La mayoría de bodegas de Gaia organizan visitas guiadas y catas de sus tres variedades: blanco, ruby y tawny. Si el precio de una botella de 40 años de tawny resulta muy elevado para algunos (130 euros), los bombones rellenos de oporto pueden ser un souvenir más económico (10 euros). Conviene tener en cuenta que el mejor vino del mundo, según dio a conocer la revista Wine Spectator en su último ranking (fines de 2014), corresponde nada menos a un Oporto Vintage del 2011, elaborado por una bodega de Vila Nova de Gaia.

Tripeiros.

Aunque no suene muy agradable, a los habitantes de Oporto se los llama tripeiros. Cuenta la historia que durante la preparación de la expedición para la conquista de Ceuta en 1415, los portuenses donaron toda la carne disponible en la villa a los expedicionarios, quedándose sólo con las tripas para alimentarse. De ahí que el plato tradicional de la ciudad sean las "tripas à moda do Porto" (tripas a la portuense), aunque también el Bacalao a la Gómez de Sá es otro plato típico.

# [CONSIGNA]
Determina si cada afirmación coincide con el texto sobre Oporto y respalda tu sí o no con las palabras decisivas del texto, citadas literalmente. 1. Una botella de tawny de 40 años cuesta 130 euros. 2. La expedición para la conquista de Ceuta se preparó en 1515. 3. Los portuenses se quedaron con la carne y entregaron las tripas a los expedicionarios.

[Filas de datos extraídas]
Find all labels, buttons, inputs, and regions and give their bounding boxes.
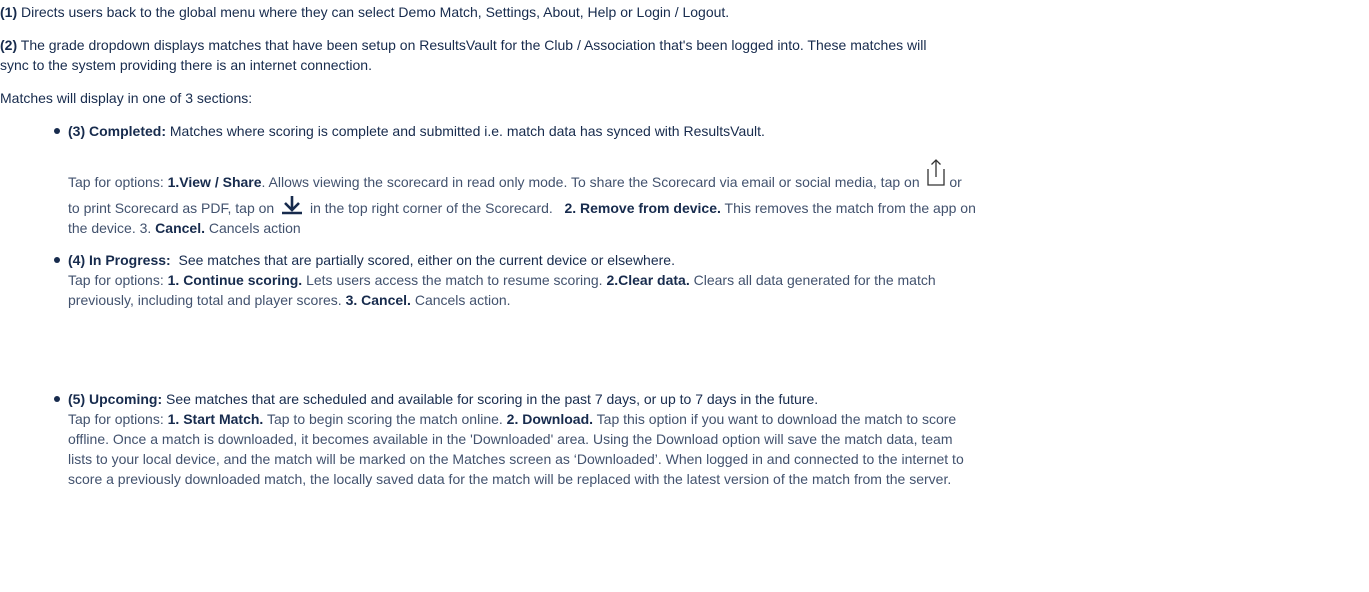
upcoming-opt2-label: 2. Download. (506, 411, 594, 427)
completed-opt3-label: Cancel. (155, 220, 205, 236)
p2-line2: sync to the system providing there is an… (0, 57, 372, 73)
bullet-icon (54, 257, 60, 263)
in-progress-opt2-text: Clears all data generated for the match (689, 272, 936, 288)
tag-1: (1) (0, 4, 18, 20)
completed-options-line2: to print Scorecard as PDF, tap on in the… (68, 195, 1358, 238)
upcoming-line5: score a previously downloaded match, the… (68, 471, 952, 487)
paragraph-grade-dropdown: (2) The grade dropdown displays matches … (0, 35, 1365, 75)
in-progress-text: See matches that are partially scored, e… (170, 252, 675, 268)
upcoming-opt1-label: 1. Start Match. (167, 411, 264, 427)
completed-print-post: in the top right corner of the Scorecard… (306, 200, 565, 216)
completed-opt3-text: Cancels action (204, 220, 301, 236)
bullet-icon (54, 128, 60, 134)
p3-text: Matches will display in one of 3 section… (0, 90, 253, 106)
download-icon (282, 196, 303, 215)
in-progress-opt1-label: 1. Continue scoring. (167, 272, 303, 288)
completed-options-line1: Tap for options: 1.View / Share. Allows … (68, 159, 1358, 192)
in-progress-opt-prefix: Tap for options: (68, 272, 168, 288)
in-progress-opt1-text: Lets users access the match to resume sc… (302, 272, 607, 288)
share-icon (926, 159, 945, 186)
upcoming-opt-prefix: Tap for options: (68, 411, 168, 427)
in-progress-opt3-label: 3. Cancel. (345, 292, 411, 308)
completed-line3-pre: the device. 3. (68, 220, 156, 236)
paragraph-sections-intro: Matches will display in one of 3 section… (0, 88, 1365, 108)
tag-2: (2) (0, 37, 18, 53)
p2-line1: The grade dropdown displays matches that… (17, 37, 927, 53)
completed-or: or (945, 174, 962, 190)
completed-heading: (3) Completed: (68, 123, 166, 139)
completed-print-pre: to print Scorecard as PDF, tap on (68, 200, 275, 216)
upcoming-opt1-text: Tap to begin scoring the match online. (263, 411, 507, 427)
in-progress-opt2-label: 2.Clear data. (606, 272, 690, 288)
completed-opt-prefix: Tap for options: (68, 174, 168, 190)
upcoming-line4: lists to your local device, and the matc… (68, 451, 964, 467)
paragraph-global-menu: (1) Directs users back to the global men… (0, 2, 1365, 22)
completed-opt1-label: 1.View / Share (167, 174, 262, 190)
upcoming-line3: offline. Once a match is downloaded, it … (68, 431, 953, 447)
documentation-page: (1) Directs users back to the global men… (0, 0, 1369, 592)
completed-text: Matches where scoring is complete and su… (166, 123, 765, 139)
upcoming-heading: (5) Upcoming: (68, 391, 163, 407)
completed-opt1-text: . Allows viewing the scorecard in read o… (261, 174, 920, 190)
in-progress-line3-pre: previously, including total and player s… (68, 292, 346, 308)
bullet-icon (54, 396, 60, 402)
list-item-completed: (3) Completed: Matches where scoring is … (54, 121, 1358, 141)
upcoming-text: See matches that are scheduled and avail… (162, 391, 819, 407)
in-progress-heading: (4) In Progress: (68, 252, 171, 268)
in-progress-opt3-text: Cancels action. (410, 292, 511, 308)
p1-text: Directs users back to the global menu wh… (17, 4, 730, 20)
completed-opt2-text: This removes the match from the app on (720, 200, 976, 216)
list-item-upcoming: (5) Upcoming: See matches that are sched… (54, 389, 1358, 489)
list-item-in-progress: (4) In Progress: See matches that are pa… (54, 250, 1358, 310)
completed-opt2-label: 2. Remove from device. (564, 200, 721, 216)
upcoming-opt2-text: Tap this option if you want to download … (593, 411, 957, 427)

# [RESPUESTA COMPLETA]
1. Sí: "Si el precio de una botella de 40 años de tawny resulta muy elevado para algunos (130 euros)".
2. No: "durante la preparación de la expedición para la conquista de Ceuta en 1415".
3. No: "los portuenses donaron toda la carne disponible en la villa a los expedicionarios, quedándose sólo con las tripas para alimentarse".